# [Objective]
Find each line with the string "satisfaction" and report it.

Records from a data collection
▼
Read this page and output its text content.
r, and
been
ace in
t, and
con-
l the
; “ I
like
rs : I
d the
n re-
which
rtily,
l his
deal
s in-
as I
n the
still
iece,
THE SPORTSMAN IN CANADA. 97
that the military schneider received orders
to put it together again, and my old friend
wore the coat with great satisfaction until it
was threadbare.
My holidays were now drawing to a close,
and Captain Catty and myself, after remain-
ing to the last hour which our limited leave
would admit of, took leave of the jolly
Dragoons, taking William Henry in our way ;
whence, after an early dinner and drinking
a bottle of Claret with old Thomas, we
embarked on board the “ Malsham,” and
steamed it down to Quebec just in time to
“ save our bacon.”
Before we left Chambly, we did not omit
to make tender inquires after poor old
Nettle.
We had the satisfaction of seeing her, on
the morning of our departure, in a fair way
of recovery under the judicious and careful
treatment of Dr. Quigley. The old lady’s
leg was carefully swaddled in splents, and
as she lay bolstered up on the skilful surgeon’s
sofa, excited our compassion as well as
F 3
▲
# [The output]
wore the coat with great satisfaction until it
We had the satisfaction of seeing her, on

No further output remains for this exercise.